**TASK GOAL**
Omit every picture and return the rest of the data unaltered.
[Start of EXTRACTED DATA]
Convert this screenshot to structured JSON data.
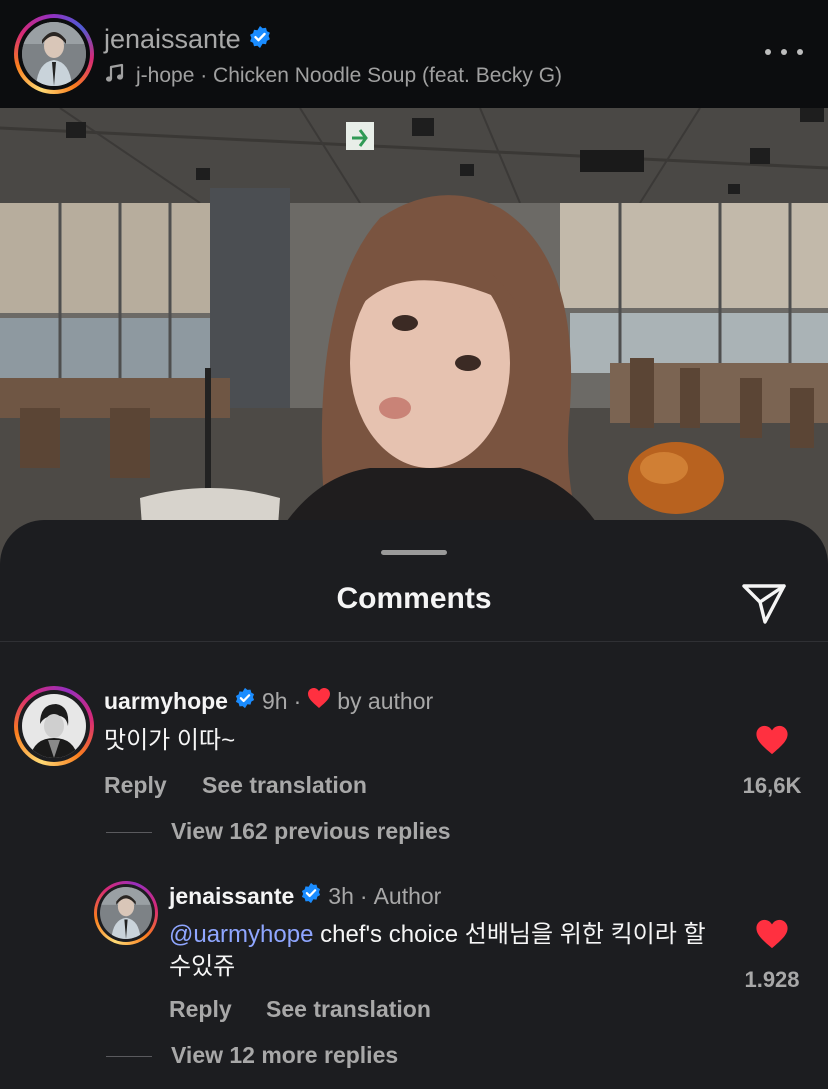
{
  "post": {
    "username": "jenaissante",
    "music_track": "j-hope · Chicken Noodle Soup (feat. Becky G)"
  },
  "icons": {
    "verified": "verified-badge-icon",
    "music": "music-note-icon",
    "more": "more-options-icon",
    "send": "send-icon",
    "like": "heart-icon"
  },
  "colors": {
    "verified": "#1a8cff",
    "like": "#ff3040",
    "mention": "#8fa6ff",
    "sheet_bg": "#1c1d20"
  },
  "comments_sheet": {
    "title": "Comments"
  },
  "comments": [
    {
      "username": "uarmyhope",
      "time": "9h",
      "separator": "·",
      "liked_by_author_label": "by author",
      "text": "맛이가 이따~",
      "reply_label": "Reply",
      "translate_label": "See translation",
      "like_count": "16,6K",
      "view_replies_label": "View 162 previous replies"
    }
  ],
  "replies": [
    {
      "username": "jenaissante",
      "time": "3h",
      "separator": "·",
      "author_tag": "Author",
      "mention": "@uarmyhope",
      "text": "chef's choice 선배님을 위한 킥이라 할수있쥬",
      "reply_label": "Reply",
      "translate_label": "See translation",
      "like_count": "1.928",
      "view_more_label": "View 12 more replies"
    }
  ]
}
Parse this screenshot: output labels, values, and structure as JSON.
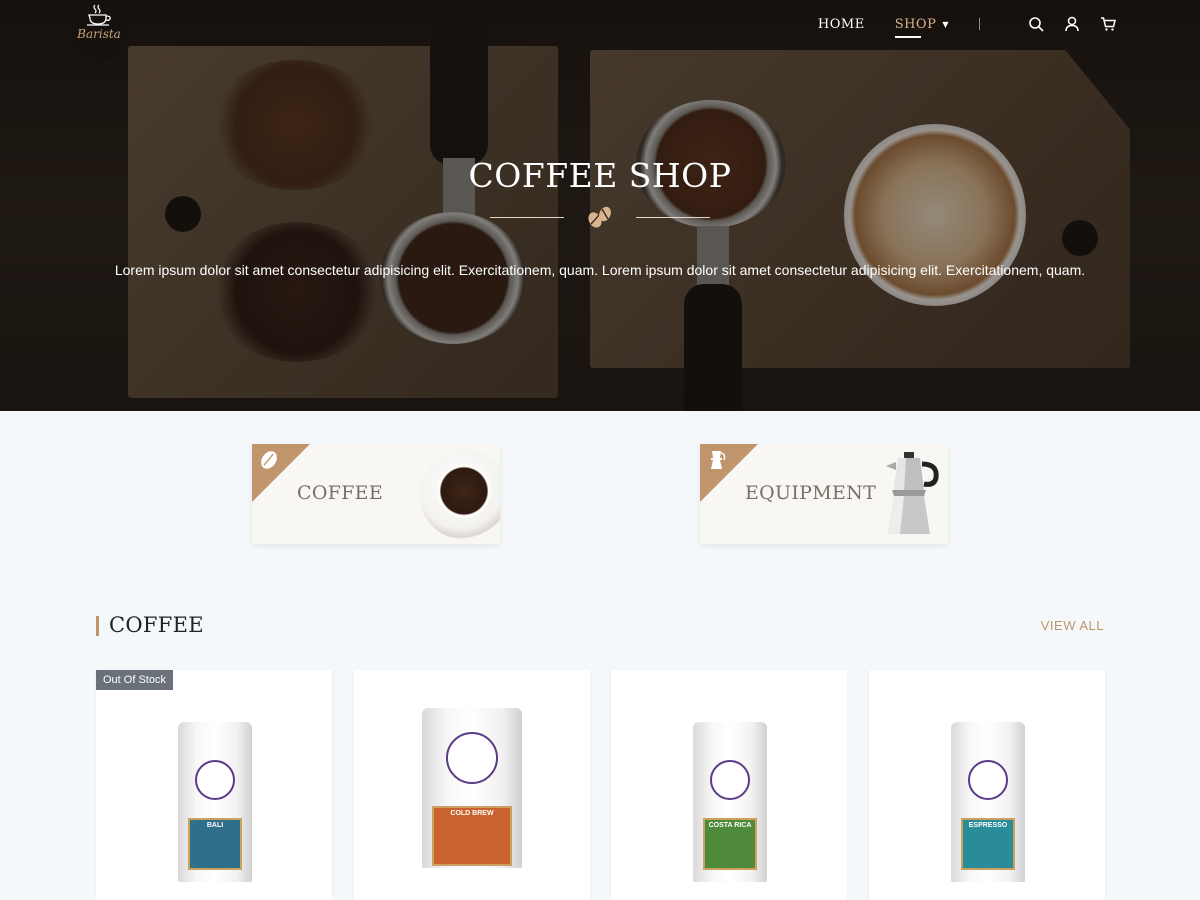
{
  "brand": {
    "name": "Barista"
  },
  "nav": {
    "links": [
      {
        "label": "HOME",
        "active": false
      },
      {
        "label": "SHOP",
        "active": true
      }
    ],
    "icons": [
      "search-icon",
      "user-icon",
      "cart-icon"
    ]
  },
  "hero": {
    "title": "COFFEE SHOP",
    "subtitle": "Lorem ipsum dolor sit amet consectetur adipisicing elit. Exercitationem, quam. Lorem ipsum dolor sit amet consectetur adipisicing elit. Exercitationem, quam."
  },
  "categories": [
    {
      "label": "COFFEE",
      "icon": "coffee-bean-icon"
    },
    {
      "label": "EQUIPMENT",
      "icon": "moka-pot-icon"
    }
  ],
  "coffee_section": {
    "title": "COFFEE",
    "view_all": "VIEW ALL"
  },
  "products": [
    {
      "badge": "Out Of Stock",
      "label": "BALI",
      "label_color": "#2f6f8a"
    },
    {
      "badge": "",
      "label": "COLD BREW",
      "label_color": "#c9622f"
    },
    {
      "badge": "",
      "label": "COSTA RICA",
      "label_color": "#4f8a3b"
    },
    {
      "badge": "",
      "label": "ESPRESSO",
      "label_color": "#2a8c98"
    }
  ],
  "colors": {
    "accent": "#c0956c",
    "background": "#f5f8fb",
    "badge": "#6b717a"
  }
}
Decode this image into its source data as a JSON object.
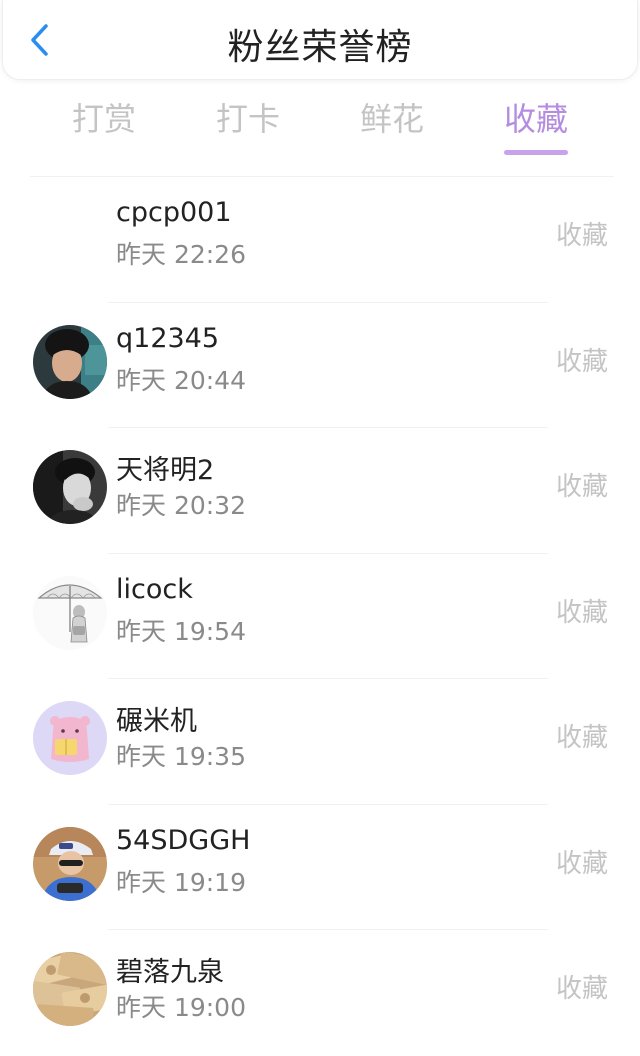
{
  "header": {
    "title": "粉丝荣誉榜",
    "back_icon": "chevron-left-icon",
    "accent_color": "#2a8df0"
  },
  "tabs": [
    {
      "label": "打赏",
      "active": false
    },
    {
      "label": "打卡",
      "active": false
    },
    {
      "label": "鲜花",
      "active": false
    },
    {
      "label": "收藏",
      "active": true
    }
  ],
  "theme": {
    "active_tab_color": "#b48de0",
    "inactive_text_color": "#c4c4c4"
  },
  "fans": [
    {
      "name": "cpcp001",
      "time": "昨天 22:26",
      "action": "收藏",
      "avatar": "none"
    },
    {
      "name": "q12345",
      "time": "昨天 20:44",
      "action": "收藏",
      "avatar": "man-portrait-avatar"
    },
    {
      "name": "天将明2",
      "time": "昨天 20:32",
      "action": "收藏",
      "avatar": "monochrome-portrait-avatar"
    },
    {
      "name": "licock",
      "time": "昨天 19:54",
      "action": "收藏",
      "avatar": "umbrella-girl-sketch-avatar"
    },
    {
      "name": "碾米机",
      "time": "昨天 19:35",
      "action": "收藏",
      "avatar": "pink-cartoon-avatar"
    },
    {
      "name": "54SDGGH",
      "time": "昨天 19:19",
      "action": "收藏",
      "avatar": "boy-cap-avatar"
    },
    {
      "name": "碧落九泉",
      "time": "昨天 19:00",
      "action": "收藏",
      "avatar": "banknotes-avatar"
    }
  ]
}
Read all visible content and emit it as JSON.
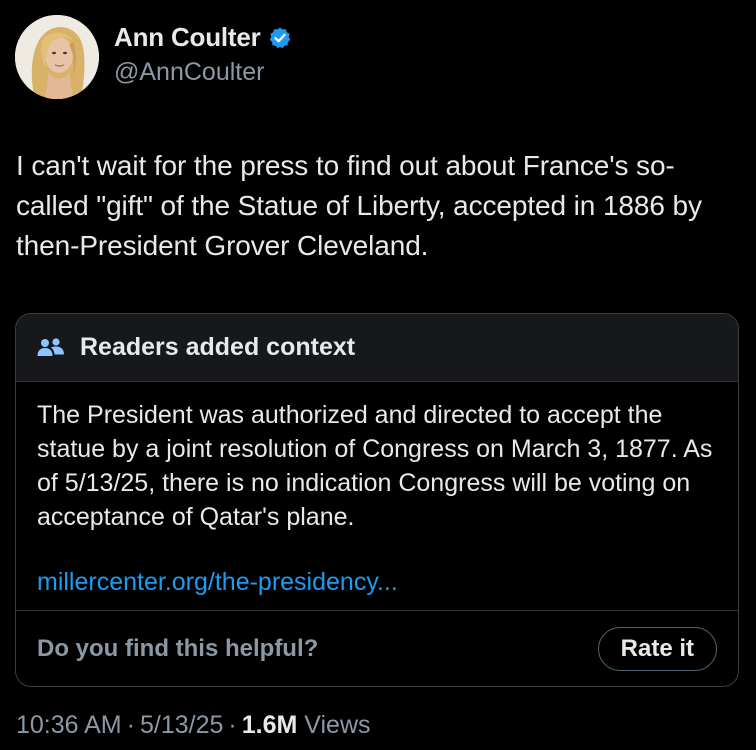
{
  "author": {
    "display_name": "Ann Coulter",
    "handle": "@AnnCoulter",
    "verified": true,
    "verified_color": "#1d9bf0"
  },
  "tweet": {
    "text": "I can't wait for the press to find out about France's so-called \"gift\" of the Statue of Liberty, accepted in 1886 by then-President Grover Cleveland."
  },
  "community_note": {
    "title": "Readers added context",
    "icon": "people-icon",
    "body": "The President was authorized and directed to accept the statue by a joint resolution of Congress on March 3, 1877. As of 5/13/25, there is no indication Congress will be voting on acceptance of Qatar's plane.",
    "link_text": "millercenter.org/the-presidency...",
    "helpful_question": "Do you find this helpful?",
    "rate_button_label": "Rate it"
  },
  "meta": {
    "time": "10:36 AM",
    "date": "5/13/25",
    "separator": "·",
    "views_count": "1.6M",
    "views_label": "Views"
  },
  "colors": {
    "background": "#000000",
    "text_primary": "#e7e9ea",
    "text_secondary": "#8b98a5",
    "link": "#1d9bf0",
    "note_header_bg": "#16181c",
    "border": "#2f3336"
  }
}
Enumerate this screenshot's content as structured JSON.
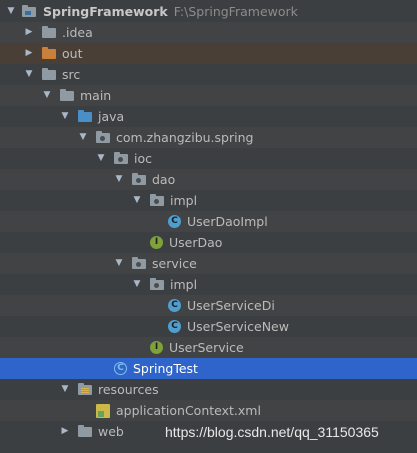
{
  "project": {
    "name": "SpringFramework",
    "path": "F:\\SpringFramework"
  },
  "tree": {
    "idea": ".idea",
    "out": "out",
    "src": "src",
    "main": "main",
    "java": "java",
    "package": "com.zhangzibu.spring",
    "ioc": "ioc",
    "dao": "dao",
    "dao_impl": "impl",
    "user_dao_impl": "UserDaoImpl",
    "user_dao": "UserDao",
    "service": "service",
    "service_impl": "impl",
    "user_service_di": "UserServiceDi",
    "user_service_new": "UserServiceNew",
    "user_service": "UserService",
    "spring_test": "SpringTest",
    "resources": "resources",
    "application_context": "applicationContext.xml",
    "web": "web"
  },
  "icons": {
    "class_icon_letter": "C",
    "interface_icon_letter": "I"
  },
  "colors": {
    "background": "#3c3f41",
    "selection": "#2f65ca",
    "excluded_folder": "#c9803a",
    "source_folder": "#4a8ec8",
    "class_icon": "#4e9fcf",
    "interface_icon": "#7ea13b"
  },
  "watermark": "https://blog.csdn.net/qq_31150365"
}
[End of EXTRACTED DATA]
**RESPONSE TO THE TASK**
Convert this screenshot to structured JSON data.
{
  "post": {
    "username": "jenaissante",
    "music_track": "j-hope · Chicken Noodle Soup (feat. Becky G)"
  },
  "icons": {
    "verified": "verified-badge-icon",
    "music": "music-note-icon",
    "more": "more-options-icon",
    "send": "send-icon",
    "like": "heart-icon"
  },
  "colors": {
    "verified": "#1a8cff",
    "like": "#ff3040",
    "mention": "#8fa6ff",
    "sheet_bg": "#1c1d20"
  },
  "comments_sheet": {
    "title": "Comments"
  },
  "comments": [
    {
      "username": "uarmyhope",
      "time": "9h",
      "separator": "·",
      "liked_by_author_label": "by author",
      "text": "맛이가 이따~",
      "reply_label": "Reply",
      "translate_label": "See translation",
      "like_count": "16,6K",
      "view_replies_label": "View 162 previous replies"
    }
  ],
  "replies": [
    {
      "username": "jenaissante",
      "time": "3h",
      "separator": "·",
      "author_tag": "Author",
      "mention": "@uarmyhope",
      "text": "chef's choice 선배님을 위한 킥이라 할수있쥬",
      "reply_label": "Reply",
      "translate_label": "See translation",
      "like_count": "1.928",
      "view_more_label": "View 12 more replies"
    }
  ]
}
Parse this screenshot: output labels, values, and structure as JSON.
{
  "brand": {
    "name": "Barista"
  },
  "nav": {
    "links": [
      {
        "label": "HOME",
        "active": false
      },
      {
        "label": "SHOP",
        "active": true
      }
    ],
    "icons": [
      "search-icon",
      "user-icon",
      "cart-icon"
    ]
  },
  "hero": {
    "title": "COFFEE SHOP",
    "subtitle": "Lorem ipsum dolor sit amet consectetur adipisicing elit. Exercitationem, quam. Lorem ipsum dolor sit amet consectetur adipisicing elit. Exercitationem, quam."
  },
  "categories": [
    {
      "label": "COFFEE",
      "icon": "coffee-bean-icon"
    },
    {
      "label": "EQUIPMENT",
      "icon": "moka-pot-icon"
    }
  ],
  "coffee_section": {
    "title": "COFFEE",
    "view_all": "VIEW ALL"
  },
  "products": [
    {
      "badge": "Out Of Stock",
      "label": "BALI",
      "label_color": "#2f6f8a"
    },
    {
      "badge": "",
      "label": "COLD BREW",
      "label_color": "#c9622f"
    },
    {
      "badge": "",
      "label": "COSTA RICA",
      "label_color": "#4f8a3b"
    },
    {
      "badge": "",
      "label": "ESPRESSO",
      "label_color": "#2a8c98"
    }
  ],
  "colors": {
    "accent": "#c0956c",
    "background": "#f5f8fb",
    "badge": "#6b717a"
  }
}
Decode this image into its source data as a JSON object.
{
  "header": {
    "title": "粉丝荣誉榜",
    "back_icon": "chevron-left-icon",
    "accent_color": "#2a8df0"
  },
  "tabs": [
    {
      "label": "打赏",
      "active": false
    },
    {
      "label": "打卡",
      "active": false
    },
    {
      "label": "鲜花",
      "active": false
    },
    {
      "label": "收藏",
      "active": true
    }
  ],
  "theme": {
    "active_tab_color": "#b48de0",
    "inactive_text_color": "#c4c4c4"
  },
  "fans": [
    {
      "name": "cpcp001",
      "time": "昨天 22:26",
      "action": "收藏",
      "avatar": "none"
    },
    {
      "name": "q12345",
      "time": "昨天 20:44",
      "action": "收藏",
      "avatar": "man-portrait-avatar"
    },
    {
      "name": "天将明2",
      "time": "昨天 20:32",
      "action": "收藏",
      "avatar": "monochrome-portrait-avatar"
    },
    {
      "name": "licock",
      "time": "昨天 19:54",
      "action": "收藏",
      "avatar": "umbrella-girl-sketch-avatar"
    },
    {
      "name": "碾米机",
      "time": "昨天 19:35",
      "action": "收藏",
      "avatar": "pink-cartoon-avatar"
    },
    {
      "name": "54SDGGH",
      "time": "昨天 19:19",
      "action": "收藏",
      "avatar": "boy-cap-avatar"
    },
    {
      "name": "碧落九泉",
      "time": "昨天 19:00",
      "action": "收藏",
      "avatar": "banknotes-avatar"
    }
  ]
}
Read all visible content and emit it as JSON.
{
  "author": {
    "display_name": "Ann Coulter",
    "handle": "@AnnCoulter",
    "verified": true,
    "verified_color": "#1d9bf0"
  },
  "tweet": {
    "text": "I can't wait for the press to find out about France's so-called \"gift\" of the Statue of Liberty, accepted in 1886 by then-President Grover Cleveland."
  },
  "community_note": {
    "title": "Readers added context",
    "icon": "people-icon",
    "body": "The President was authorized and directed to accept the statue by a joint resolution of Congress on March 3, 1877. As of 5/13/25, there is no indication Congress will be voting on acceptance of Qatar's plane.",
    "link_text": "millercenter.org/the-presidency...",
    "helpful_question": "Do you find this helpful?",
    "rate_button_label": "Rate it"
  },
  "meta": {
    "time": "10:36 AM",
    "date": "5/13/25",
    "separator": "·",
    "views_count": "1.6M",
    "views_label": "Views"
  },
  "colors": {
    "background": "#000000",
    "text_primary": "#e7e9ea",
    "text_secondary": "#8b98a5",
    "link": "#1d9bf0",
    "note_header_bg": "#16181c",
    "border": "#2f3336"
  }
}
Enumerate this screenshot's content as structured JSON.
{
  "project": {
    "name": "SpringFramework",
    "path": "F:\\SpringFramework"
  },
  "tree": {
    "idea": ".idea",
    "out": "out",
    "src": "src",
    "main": "main",
    "java": "java",
    "package": "com.zhangzibu.spring",
    "ioc": "ioc",
    "dao": "dao",
    "dao_impl": "impl",
    "user_dao_impl": "UserDaoImpl",
    "user_dao": "UserDao",
    "service": "service",
    "service_impl": "impl",
    "user_service_di": "UserServiceDi",
    "user_service_new": "UserServiceNew",
    "user_service": "UserService",
    "spring_test": "SpringTest",
    "resources": "resources",
    "application_context": "applicationContext.xml",
    "web": "web"
  },
  "icons": {
    "class_icon_letter": "C",
    "interface_icon_letter": "I"
  },
  "colors": {
    "background": "#3c3f41",
    "selection": "#2f65ca",
    "excluded_folder": "#c9803a",
    "source_folder": "#4a8ec8",
    "class_icon": "#4e9fcf",
    "interface_icon": "#7ea13b"
  },
  "watermark": "https://blog.csdn.net/qq_31150365"
}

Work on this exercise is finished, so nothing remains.